All of the listing below must be repeated word for word. Pictures are the only thing to omit.

┄┄┄┄┄┄┄┄┄┄┄┄┄┄┄┄┄┄┄┄

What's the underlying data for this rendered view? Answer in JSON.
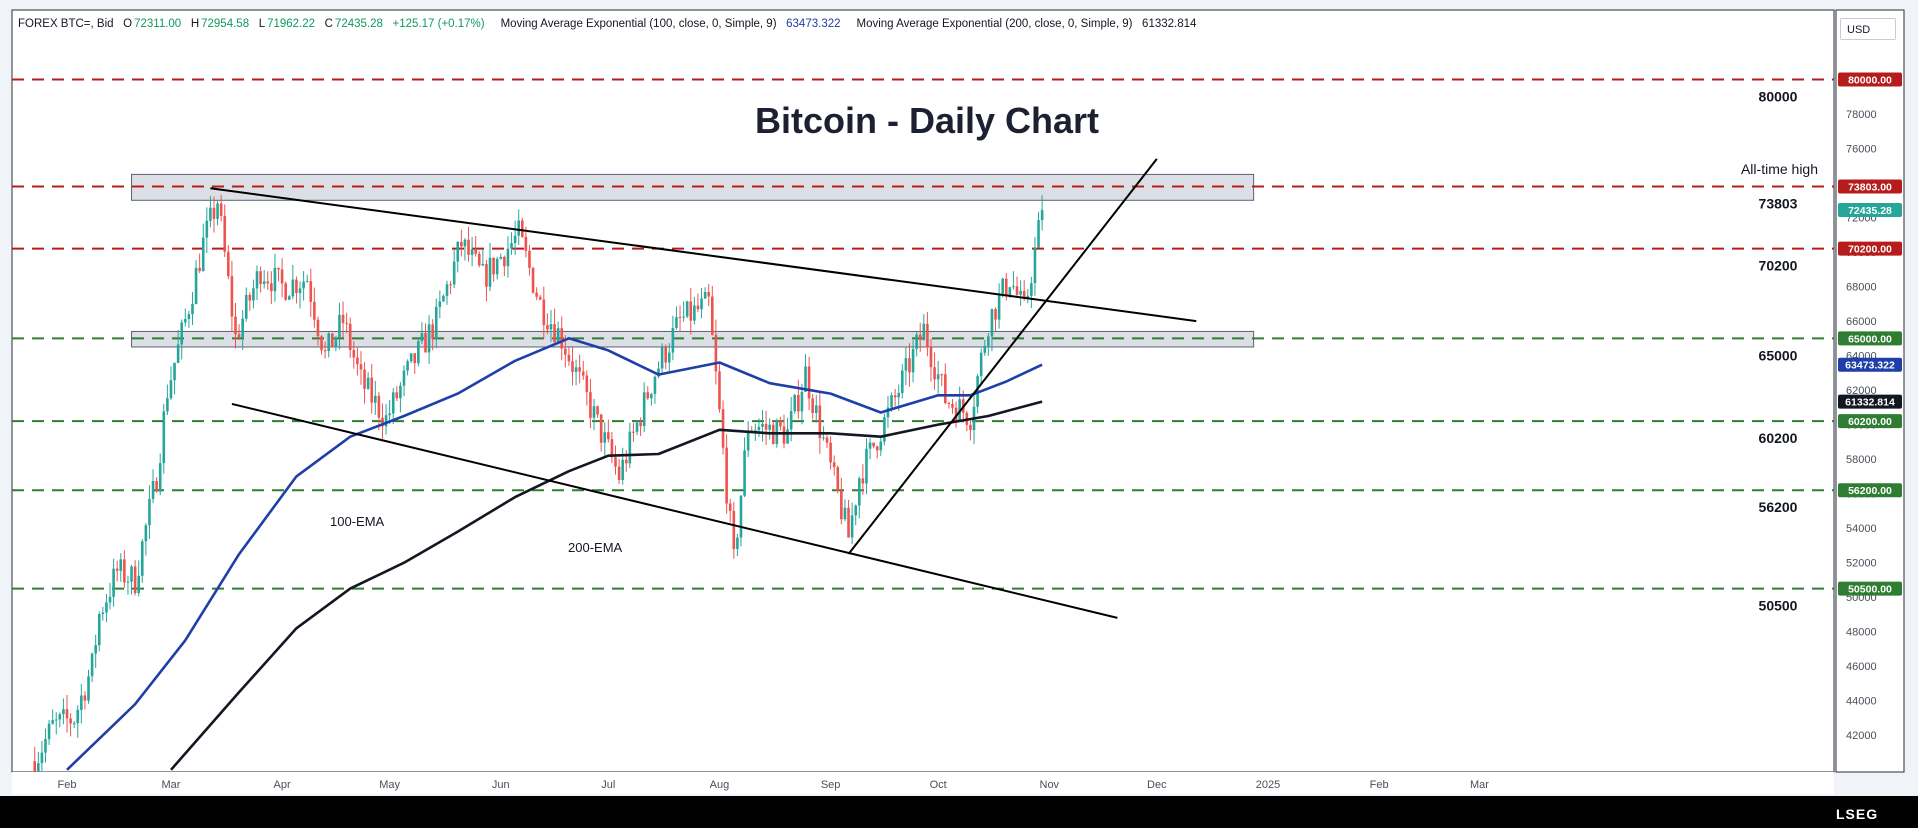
{
  "header": {
    "symbol": "FOREX BTC=, Bid",
    "open_label": "O",
    "open": "72311.00",
    "high_label": "H",
    "high": "72954.58",
    "low_label": "L",
    "low": "71962.22",
    "close_label": "C",
    "close": "72435.28",
    "change": "+125.17 (+0.17%)",
    "ema100_label": "Moving Average Exponential (100, close, 0, Simple, 9)",
    "ema100_value": "63473.322",
    "ema200_label": "Moving Average Exponential (200, close, 0, Simple, 9)",
    "ema200_value": "61332.814"
  },
  "currency": "USD",
  "logo": "LSEG",
  "colors": {
    "background": "#ffffff",
    "up": "#26a69a",
    "down": "#ef5350",
    "red_level": "#b71c1c",
    "green_level": "#2e7d32",
    "ema100": "#1e3fa8",
    "ema200": "#131722",
    "trendline": "#000000",
    "zone": "#d6d9e0"
  },
  "chart_data": {
    "type": "line",
    "title": "Bitcoin - Daily Chart",
    "ylim": [
      40000,
      82000
    ],
    "y_ticks": [
      "42000",
      "44000",
      "46000",
      "48000",
      "50000",
      "52000",
      "54000",
      "56000",
      "58000",
      "60000",
      "62000",
      "64000",
      "66000",
      "68000",
      "70000",
      "72000",
      "74000",
      "76000",
      "78000",
      "80000"
    ],
    "x_ticks": [
      "Feb",
      "Mar",
      "Apr",
      "May",
      "Jun",
      "Jul",
      "Aug",
      "Sep",
      "Oct",
      "Nov",
      "Dec",
      "2025",
      "Feb",
      "Mar"
    ],
    "resistance_levels": [
      {
        "value": 80000,
        "label": "80000",
        "tag": "80000.00",
        "color": "red"
      },
      {
        "value": 73803,
        "label": "73803",
        "tag": "73803.00",
        "color": "red"
      },
      {
        "value": 70200,
        "label": "70200",
        "tag": "70200.00",
        "color": "red"
      }
    ],
    "support_levels": [
      {
        "value": 65000,
        "label": "65000",
        "tag": "65000.00",
        "color": "green"
      },
      {
        "value": 60200,
        "label": "60200",
        "tag": "60200.00",
        "color": "green"
      },
      {
        "value": 56200,
        "label": "56200",
        "tag": "56200.00",
        "color": "green"
      },
      {
        "value": 50500,
        "label": "50500",
        "tag": "50500.00",
        "color": "green"
      }
    ],
    "price_tags": [
      {
        "value": 72435.28,
        "tag": "72435.28",
        "color": "up"
      },
      {
        "value": 63473.322,
        "tag": "63473.322",
        "color": "ema100"
      },
      {
        "value": 61332.814,
        "tag": "61332.814",
        "color": "ema200"
      }
    ],
    "annotations": {
      "ath": "All-time high",
      "ema100": "100-EMA",
      "ema200": "200-EMA"
    },
    "price_path": {
      "x": [
        "2024-01-23",
        "2024-01-28",
        "2024-02-03",
        "2024-02-08",
        "2024-02-10",
        "2024-02-15",
        "2024-02-20",
        "2024-02-26",
        "2024-02-29",
        "2024-03-05",
        "2024-03-10",
        "2024-03-14",
        "2024-03-19",
        "2024-03-26",
        "2024-04-01",
        "2024-04-08",
        "2024-04-13",
        "2024-04-18",
        "2024-04-23",
        "2024-04-30",
        "2024-05-06",
        "2024-05-14",
        "2024-05-21",
        "2024-05-27",
        "2024-06-06",
        "2024-06-12",
        "2024-06-18",
        "2024-06-24",
        "2024-07-04",
        "2024-07-14",
        "2024-07-21",
        "2024-07-29",
        "2024-08-05",
        "2024-08-09",
        "2024-08-20",
        "2024-08-25",
        "2024-09-06",
        "2024-09-09",
        "2024-09-19",
        "2024-09-27",
        "2024-10-03",
        "2024-10-10",
        "2024-10-15",
        "2024-10-21",
        "2024-10-25",
        "2024-10-28",
        "2024-10-30"
      ],
      "close": [
        40500,
        42500,
        43000,
        46000,
        49000,
        51500,
        51000,
        57000,
        62000,
        66000,
        70500,
        73000,
        65000,
        69000,
        68000,
        68500,
        64000,
        66000,
        62500,
        60300,
        63000,
        66000,
        70500,
        68500,
        71000,
        67000,
        65000,
        62000,
        57000,
        63000,
        66000,
        67000,
        52000,
        60000,
        59500,
        63000,
        53500,
        57000,
        61500,
        65500,
        61500,
        60500,
        66000,
        68500,
        66500,
        70000,
        72435
      ]
    },
    "ema100": {
      "x": [
        "2024-02-01",
        "2024-02-20",
        "2024-03-05",
        "2024-03-20",
        "2024-04-05",
        "2024-04-20",
        "2024-05-05",
        "2024-05-20",
        "2024-06-05",
        "2024-06-20",
        "2024-07-01",
        "2024-07-15",
        "2024-08-01",
        "2024-08-15",
        "2024-09-01",
        "2024-09-15",
        "2024-10-01",
        "2024-10-10",
        "2024-10-20",
        "2024-10-30"
      ],
      "y": [
        40000,
        43800,
        47500,
        52500,
        57000,
        59300,
        60500,
        61800,
        63700,
        65000,
        64300,
        62900,
        63600,
        62400,
        61800,
        60700,
        61700,
        61700,
        62500,
        63473
      ]
    },
    "ema200": {
      "x": [
        "2024-03-01",
        "2024-03-20",
        "2024-04-05",
        "2024-04-20",
        "2024-05-05",
        "2024-05-20",
        "2024-06-05",
        "2024-06-20",
        "2024-07-01",
        "2024-07-15",
        "2024-08-01",
        "2024-08-15",
        "2024-09-01",
        "2024-09-15",
        "2024-10-01",
        "2024-10-15",
        "2024-10-30"
      ],
      "y": [
        40000,
        44500,
        48200,
        50500,
        52000,
        53800,
        55800,
        57300,
        58200,
        58300,
        59700,
        59500,
        59500,
        59300,
        60000,
        60500,
        61333
      ]
    },
    "trendlines": [
      {
        "name": "upper-falling-resistance",
        "x": [
          "2024-03-12",
          "2024-12-12"
        ],
        "y": [
          73700,
          66000
        ]
      },
      {
        "name": "lower-falling-support",
        "x": [
          "2024-03-18",
          "2024-11-20"
        ],
        "y": [
          61200,
          48800
        ]
      },
      {
        "name": "rising-support",
        "x": [
          "2024-09-06",
          "2024-12-01"
        ],
        "y": [
          52500,
          75400
        ]
      }
    ],
    "zones": [
      {
        "name": "ath-zone",
        "x": [
          "2024-02-19",
          "2024-12-28"
        ],
        "y": [
          73000,
          74500
        ]
      },
      {
        "name": "support-zone",
        "x": [
          "2024-02-19",
          "2024-12-28"
        ],
        "y": [
          64500,
          65400
        ]
      }
    ]
  }
}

┄┄┄┄┄┄┄┄┄┄┄┄┄┄┄┄┄┄┄┄

**Written solution:**
What's the underlying data for this rendered view? Answer in JSON.
{
  "header": {
    "symbol": "FOREX BTC=, Bid",
    "open_label": "O",
    "open": "72311.00",
    "high_label": "H",
    "high": "72954.58",
    "low_label": "L",
    "low": "71962.22",
    "close_label": "C",
    "close": "72435.28",
    "change": "+125.17 (+0.17%)",
    "ema100_label": "Moving Average Exponential (100, close, 0, Simple, 9)",
    "ema100_value": "63473.322",
    "ema200_label": "Moving Average Exponential (200, close, 0, Simple, 9)",
    "ema200_value": "61332.814"
  },
  "currency": "USD",
  "logo": "LSEG",
  "colors": {
    "background": "#ffffff",
    "up": "#26a69a",
    "down": "#ef5350",
    "red_level": "#b71c1c",
    "green_level": "#2e7d32",
    "ema100": "#1e3fa8",
    "ema200": "#131722",
    "trendline": "#000000",
    "zone": "#d6d9e0"
  },
  "chart_data": {
    "type": "line",
    "title": "Bitcoin - Daily Chart",
    "ylim": [
      40000,
      82000
    ],
    "y_ticks": [
      "42000",
      "44000",
      "46000",
      "48000",
      "50000",
      "52000",
      "54000",
      "56000",
      "58000",
      "60000",
      "62000",
      "64000",
      "66000",
      "68000",
      "70000",
      "72000",
      "74000",
      "76000",
      "78000",
      "80000"
    ],
    "x_ticks": [
      "Feb",
      "Mar",
      "Apr",
      "May",
      "Jun",
      "Jul",
      "Aug",
      "Sep",
      "Oct",
      "Nov",
      "Dec",
      "2025",
      "Feb",
      "Mar"
    ],
    "resistance_levels": [
      {
        "value": 80000,
        "label": "80000",
        "tag": "80000.00",
        "color": "red"
      },
      {
        "value": 73803,
        "label": "73803",
        "tag": "73803.00",
        "color": "red"
      },
      {
        "value": 70200,
        "label": "70200",
        "tag": "70200.00",
        "color": "red"
      }
    ],
    "support_levels": [
      {
        "value": 65000,
        "label": "65000",
        "tag": "65000.00",
        "color": "green"
      },
      {
        "value": 60200,
        "label": "60200",
        "tag": "60200.00",
        "color": "green"
      },
      {
        "value": 56200,
        "label": "56200",
        "tag": "56200.00",
        "color": "green"
      },
      {
        "value": 50500,
        "label": "50500",
        "tag": "50500.00",
        "color": "green"
      }
    ],
    "price_tags": [
      {
        "value": 72435.28,
        "tag": "72435.28",
        "color": "up"
      },
      {
        "value": 63473.322,
        "tag": "63473.322",
        "color": "ema100"
      },
      {
        "value": 61332.814,
        "tag": "61332.814",
        "color": "ema200"
      }
    ],
    "annotations": {
      "ath": "All-time high",
      "ema100": "100-EMA",
      "ema200": "200-EMA"
    },
    "price_path": {
      "x": [
        "2024-01-23",
        "2024-01-28",
        "2024-02-03",
        "2024-02-08",
        "2024-02-10",
        "2024-02-15",
        "2024-02-20",
        "2024-02-26",
        "2024-02-29",
        "2024-03-05",
        "2024-03-10",
        "2024-03-14",
        "2024-03-19",
        "2024-03-26",
        "2024-04-01",
        "2024-04-08",
        "2024-04-13",
        "2024-04-18",
        "2024-04-23",
        "2024-04-30",
        "2024-05-06",
        "2024-05-14",
        "2024-05-21",
        "2024-05-27",
        "2024-06-06",
        "2024-06-12",
        "2024-06-18",
        "2024-06-24",
        "2024-07-04",
        "2024-07-14",
        "2024-07-21",
        "2024-07-29",
        "2024-08-05",
        "2024-08-09",
        "2024-08-20",
        "2024-08-25",
        "2024-09-06",
        "2024-09-09",
        "2024-09-19",
        "2024-09-27",
        "2024-10-03",
        "2024-10-10",
        "2024-10-15",
        "2024-10-21",
        "2024-10-25",
        "2024-10-28",
        "2024-10-30"
      ],
      "close": [
        40500,
        42500,
        43000,
        46000,
        49000,
        51500,
        51000,
        57000,
        62000,
        66000,
        70500,
        73000,
        65000,
        69000,
        68000,
        68500,
        64000,
        66000,
        62500,
        60300,
        63000,
        66000,
        70500,
        68500,
        71000,
        67000,
        65000,
        62000,
        57000,
        63000,
        66000,
        67000,
        52000,
        60000,
        59500,
        63000,
        53500,
        57000,
        61500,
        65500,
        61500,
        60500,
        66000,
        68500,
        66500,
        70000,
        72435
      ]
    },
    "ema100": {
      "x": [
        "2024-02-01",
        "2024-02-20",
        "2024-03-05",
        "2024-03-20",
        "2024-04-05",
        "2024-04-20",
        "2024-05-05",
        "2024-05-20",
        "2024-06-05",
        "2024-06-20",
        "2024-07-01",
        "2024-07-15",
        "2024-08-01",
        "2024-08-15",
        "2024-09-01",
        "2024-09-15",
        "2024-10-01",
        "2024-10-10",
        "2024-10-20",
        "2024-10-30"
      ],
      "y": [
        40000,
        43800,
        47500,
        52500,
        57000,
        59300,
        60500,
        61800,
        63700,
        65000,
        64300,
        62900,
        63600,
        62400,
        61800,
        60700,
        61700,
        61700,
        62500,
        63473
      ]
    },
    "ema200": {
      "x": [
        "2024-03-01",
        "2024-03-20",
        "2024-04-05",
        "2024-04-20",
        "2024-05-05",
        "2024-05-20",
        "2024-06-05",
        "2024-06-20",
        "2024-07-01",
        "2024-07-15",
        "2024-08-01",
        "2024-08-15",
        "2024-09-01",
        "2024-09-15",
        "2024-10-01",
        "2024-10-15",
        "2024-10-30"
      ],
      "y": [
        40000,
        44500,
        48200,
        50500,
        52000,
        53800,
        55800,
        57300,
        58200,
        58300,
        59700,
        59500,
        59500,
        59300,
        60000,
        60500,
        61333
      ]
    },
    "trendlines": [
      {
        "name": "upper-falling-resistance",
        "x": [
          "2024-03-12",
          "2024-12-12"
        ],
        "y": [
          73700,
          66000
        ]
      },
      {
        "name": "lower-falling-support",
        "x": [
          "2024-03-18",
          "2024-11-20"
        ],
        "y": [
          61200,
          48800
        ]
      },
      {
        "name": "rising-support",
        "x": [
          "2024-09-06",
          "2024-12-01"
        ],
        "y": [
          52500,
          75400
        ]
      }
    ],
    "zones": [
      {
        "name": "ath-zone",
        "x": [
          "2024-02-19",
          "2024-12-28"
        ],
        "y": [
          73000,
          74500
        ]
      },
      {
        "name": "support-zone",
        "x": [
          "2024-02-19",
          "2024-12-28"
        ],
        "y": [
          64500,
          65400
        ]
      }
    ]
  }
}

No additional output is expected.